=== WHAT IS ASKED ===
Output the full listing word for word.

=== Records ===

++++++++++++++++++++

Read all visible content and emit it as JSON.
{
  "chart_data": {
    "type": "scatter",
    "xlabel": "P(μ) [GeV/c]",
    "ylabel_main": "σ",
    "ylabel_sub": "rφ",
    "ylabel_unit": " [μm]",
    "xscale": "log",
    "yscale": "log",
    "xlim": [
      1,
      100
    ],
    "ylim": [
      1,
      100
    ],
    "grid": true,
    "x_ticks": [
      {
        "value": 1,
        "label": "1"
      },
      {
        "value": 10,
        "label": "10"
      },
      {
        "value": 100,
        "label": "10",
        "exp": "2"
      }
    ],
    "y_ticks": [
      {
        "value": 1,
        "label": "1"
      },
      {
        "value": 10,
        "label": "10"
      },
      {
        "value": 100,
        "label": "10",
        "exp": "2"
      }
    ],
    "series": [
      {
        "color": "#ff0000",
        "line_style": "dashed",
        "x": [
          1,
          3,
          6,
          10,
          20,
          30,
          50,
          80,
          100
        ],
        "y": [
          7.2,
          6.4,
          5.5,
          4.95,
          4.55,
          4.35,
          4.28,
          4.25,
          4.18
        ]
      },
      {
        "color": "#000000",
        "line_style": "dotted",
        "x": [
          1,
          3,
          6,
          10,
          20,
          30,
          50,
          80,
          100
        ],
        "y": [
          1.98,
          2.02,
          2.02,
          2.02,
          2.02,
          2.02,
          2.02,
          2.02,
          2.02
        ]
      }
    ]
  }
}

++++++++++++++++++++

=== PROBLEM SOLUTION ===
Read all visible content and emit it as JSON.
{
  "chart_data": {
    "type": "scatter",
    "xlabel": "P(μ) [GeV/c]",
    "ylabel_main": "σ",
    "ylabel_sub": "rφ",
    "ylabel_unit": " [μm]",
    "xscale": "log",
    "yscale": "log",
    "xlim": [
      1,
      100
    ],
    "ylim": [
      1,
      100
    ],
    "grid": true,
    "x_ticks": [
      {
        "value": 1,
        "label": "1"
      },
      {
        "value": 10,
        "label": "10"
      },
      {
        "value": 100,
        "label": "10",
        "exp": "2"
      }
    ],
    "y_ticks": [
      {
        "value": 1,
        "label": "1"
      },
      {
        "value": 10,
        "label": "10"
      },
      {
        "value": 100,
        "label": "10",
        "exp": "2"
      }
    ],
    "series": [
      {
        "color": "#ff0000",
        "line_style": "dashed",
        "x": [
          1,
          3,
          6,
          10,
          20,
          30,
          50,
          80,
          100
        ],
        "y": [
          7.2,
          6.4,
          5.5,
          4.95,
          4.55,
          4.35,
          4.28,
          4.25,
          4.18
        ]
      },
      {
        "color": "#000000",
        "line_style": "dotted",
        "x": [
          1,
          3,
          6,
          10,
          20,
          30,
          50,
          80,
          100
        ],
        "y": [
          1.98,
          2.02,
          2.02,
          2.02,
          2.02,
          2.02,
          2.02,
          2.02,
          2.02
        ]
      }
    ]
  }
}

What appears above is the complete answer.